_Exercise inputs_.
□ □ □ □ □ □ □
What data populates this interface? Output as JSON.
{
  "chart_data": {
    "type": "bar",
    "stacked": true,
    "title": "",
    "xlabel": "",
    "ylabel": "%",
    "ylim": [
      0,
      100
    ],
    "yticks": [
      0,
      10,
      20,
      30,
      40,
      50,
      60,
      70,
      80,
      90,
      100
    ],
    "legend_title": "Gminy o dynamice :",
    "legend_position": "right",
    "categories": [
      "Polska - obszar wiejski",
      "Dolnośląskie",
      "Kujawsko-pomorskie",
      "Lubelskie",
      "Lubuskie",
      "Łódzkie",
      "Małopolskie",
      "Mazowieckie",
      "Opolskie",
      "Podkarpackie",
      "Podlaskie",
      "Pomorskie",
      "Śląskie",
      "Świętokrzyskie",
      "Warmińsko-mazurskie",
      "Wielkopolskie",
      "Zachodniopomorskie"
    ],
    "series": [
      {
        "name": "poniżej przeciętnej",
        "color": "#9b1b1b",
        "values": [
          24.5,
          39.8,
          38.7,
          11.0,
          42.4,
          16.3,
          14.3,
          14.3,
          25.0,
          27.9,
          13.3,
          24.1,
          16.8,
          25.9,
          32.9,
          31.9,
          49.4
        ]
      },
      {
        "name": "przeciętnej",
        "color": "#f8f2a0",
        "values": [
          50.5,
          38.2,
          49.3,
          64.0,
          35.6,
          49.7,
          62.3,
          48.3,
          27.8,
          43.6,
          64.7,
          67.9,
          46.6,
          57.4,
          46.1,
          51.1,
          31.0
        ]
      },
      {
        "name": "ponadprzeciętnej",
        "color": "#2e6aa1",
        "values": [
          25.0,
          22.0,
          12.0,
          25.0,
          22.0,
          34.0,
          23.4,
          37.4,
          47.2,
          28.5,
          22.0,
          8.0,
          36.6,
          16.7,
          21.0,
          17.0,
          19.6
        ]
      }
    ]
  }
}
□ □ □ □ □ □ □
_Given instruction_.
Work out how many lines in the records above contain the word "color", and reply with that number alone.

_Written response_.
3